— Problem statement —
In the listing below, find every line containing "this" and copy it out.

— Exercise material —
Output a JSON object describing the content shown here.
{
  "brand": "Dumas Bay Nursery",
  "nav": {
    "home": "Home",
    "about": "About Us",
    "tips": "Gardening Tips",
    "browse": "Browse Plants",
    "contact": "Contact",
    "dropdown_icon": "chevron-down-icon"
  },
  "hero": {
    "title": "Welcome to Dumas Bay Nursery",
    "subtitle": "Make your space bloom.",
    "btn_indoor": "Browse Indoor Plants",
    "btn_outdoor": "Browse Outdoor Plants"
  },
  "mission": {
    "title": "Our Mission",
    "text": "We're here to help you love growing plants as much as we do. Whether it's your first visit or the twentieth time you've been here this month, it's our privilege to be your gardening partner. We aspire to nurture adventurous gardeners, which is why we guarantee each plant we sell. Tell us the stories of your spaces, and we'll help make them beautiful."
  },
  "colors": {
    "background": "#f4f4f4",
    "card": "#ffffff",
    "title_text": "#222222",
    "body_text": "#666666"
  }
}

--

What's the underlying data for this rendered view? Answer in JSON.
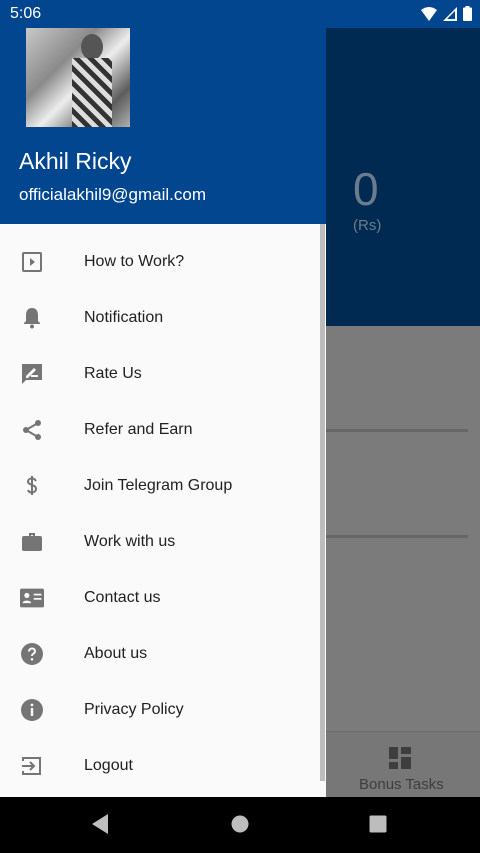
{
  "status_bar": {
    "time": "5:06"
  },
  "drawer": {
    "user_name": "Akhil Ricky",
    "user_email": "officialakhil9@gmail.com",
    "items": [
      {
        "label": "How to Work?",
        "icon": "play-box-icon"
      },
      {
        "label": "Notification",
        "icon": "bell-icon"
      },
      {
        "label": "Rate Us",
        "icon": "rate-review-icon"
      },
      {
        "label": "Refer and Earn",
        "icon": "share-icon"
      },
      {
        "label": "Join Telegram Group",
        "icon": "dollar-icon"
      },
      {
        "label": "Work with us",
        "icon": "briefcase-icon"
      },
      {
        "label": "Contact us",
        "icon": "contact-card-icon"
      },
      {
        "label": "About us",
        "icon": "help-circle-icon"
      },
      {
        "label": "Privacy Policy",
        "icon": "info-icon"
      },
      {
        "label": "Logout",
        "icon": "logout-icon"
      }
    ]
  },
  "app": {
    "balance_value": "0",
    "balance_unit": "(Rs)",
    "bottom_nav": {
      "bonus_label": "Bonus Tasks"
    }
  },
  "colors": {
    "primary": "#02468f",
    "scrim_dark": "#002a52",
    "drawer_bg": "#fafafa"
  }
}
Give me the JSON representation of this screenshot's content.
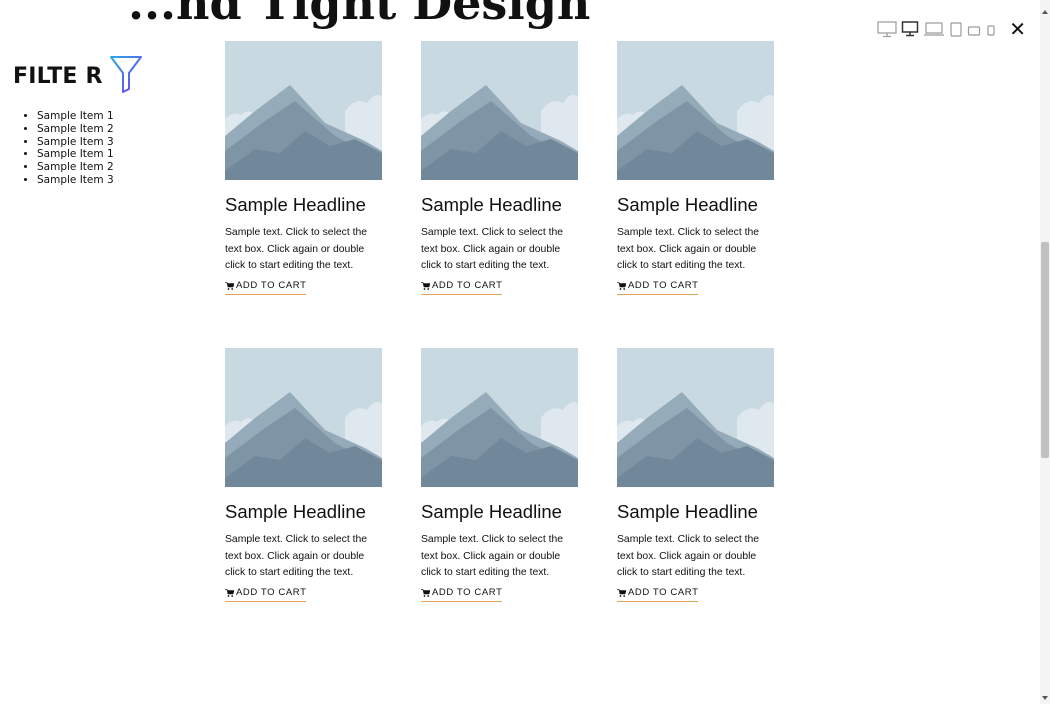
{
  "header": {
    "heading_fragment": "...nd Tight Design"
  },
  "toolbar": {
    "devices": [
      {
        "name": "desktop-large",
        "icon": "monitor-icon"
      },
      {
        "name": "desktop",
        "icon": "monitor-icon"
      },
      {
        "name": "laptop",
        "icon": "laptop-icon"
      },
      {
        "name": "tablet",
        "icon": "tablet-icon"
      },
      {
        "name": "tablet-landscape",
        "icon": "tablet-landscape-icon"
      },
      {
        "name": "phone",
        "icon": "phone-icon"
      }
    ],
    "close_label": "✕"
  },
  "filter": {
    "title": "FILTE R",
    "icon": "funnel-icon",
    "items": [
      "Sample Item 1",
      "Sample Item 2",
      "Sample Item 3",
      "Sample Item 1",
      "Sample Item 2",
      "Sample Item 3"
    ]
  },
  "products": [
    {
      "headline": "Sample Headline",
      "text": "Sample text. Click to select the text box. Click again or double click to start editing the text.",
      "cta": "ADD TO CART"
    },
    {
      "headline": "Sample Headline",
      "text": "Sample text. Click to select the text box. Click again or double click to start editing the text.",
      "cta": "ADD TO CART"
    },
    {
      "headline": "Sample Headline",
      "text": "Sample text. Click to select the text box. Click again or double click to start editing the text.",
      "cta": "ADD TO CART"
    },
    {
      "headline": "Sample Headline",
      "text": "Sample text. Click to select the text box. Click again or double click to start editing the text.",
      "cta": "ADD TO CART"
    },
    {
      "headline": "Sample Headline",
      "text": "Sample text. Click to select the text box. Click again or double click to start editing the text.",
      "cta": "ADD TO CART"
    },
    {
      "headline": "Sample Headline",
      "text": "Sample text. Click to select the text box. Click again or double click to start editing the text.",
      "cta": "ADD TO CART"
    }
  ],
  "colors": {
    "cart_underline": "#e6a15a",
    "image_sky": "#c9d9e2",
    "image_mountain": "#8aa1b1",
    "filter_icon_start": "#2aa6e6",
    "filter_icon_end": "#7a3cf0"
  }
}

==

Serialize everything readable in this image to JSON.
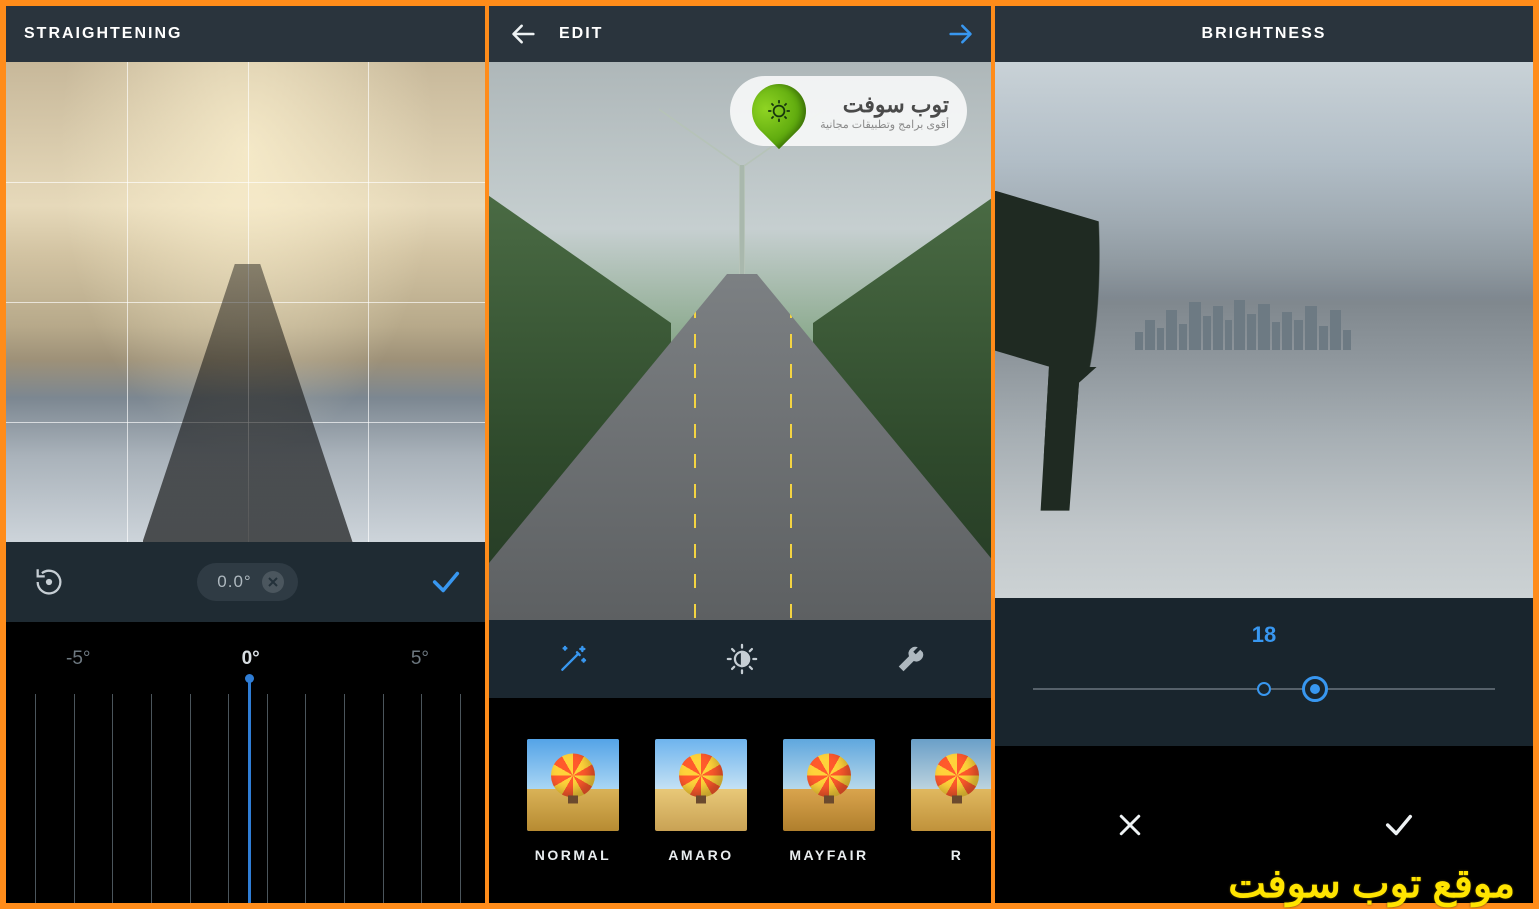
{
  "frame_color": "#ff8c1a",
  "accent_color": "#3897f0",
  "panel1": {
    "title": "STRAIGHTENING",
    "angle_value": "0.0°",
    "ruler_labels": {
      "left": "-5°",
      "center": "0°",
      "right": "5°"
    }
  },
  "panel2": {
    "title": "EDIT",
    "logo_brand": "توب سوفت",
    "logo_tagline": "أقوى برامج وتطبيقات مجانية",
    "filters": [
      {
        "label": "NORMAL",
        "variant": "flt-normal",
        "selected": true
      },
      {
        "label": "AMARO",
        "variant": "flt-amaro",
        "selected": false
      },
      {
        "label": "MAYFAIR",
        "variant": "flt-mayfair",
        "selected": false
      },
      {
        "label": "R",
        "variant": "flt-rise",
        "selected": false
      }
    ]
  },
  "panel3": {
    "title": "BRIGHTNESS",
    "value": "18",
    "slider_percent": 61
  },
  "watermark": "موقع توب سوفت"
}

— Answer —
    "text": "We're here to help you love growing plants as much as we do. Whether it's your first visit or the twentieth time you've been here this month, it's our privilege to be your gardening partner. We aspire to nurture adventurous gardeners, which is why we guarantee each plant we sell. Tell us the stories of your spaces, and we'll help make them beautiful."
What's the underlying data for this rendered view? Answer in JSON.
Give me the JSON representation of this screenshot's content.
Serialize everything readable in this image to JSON.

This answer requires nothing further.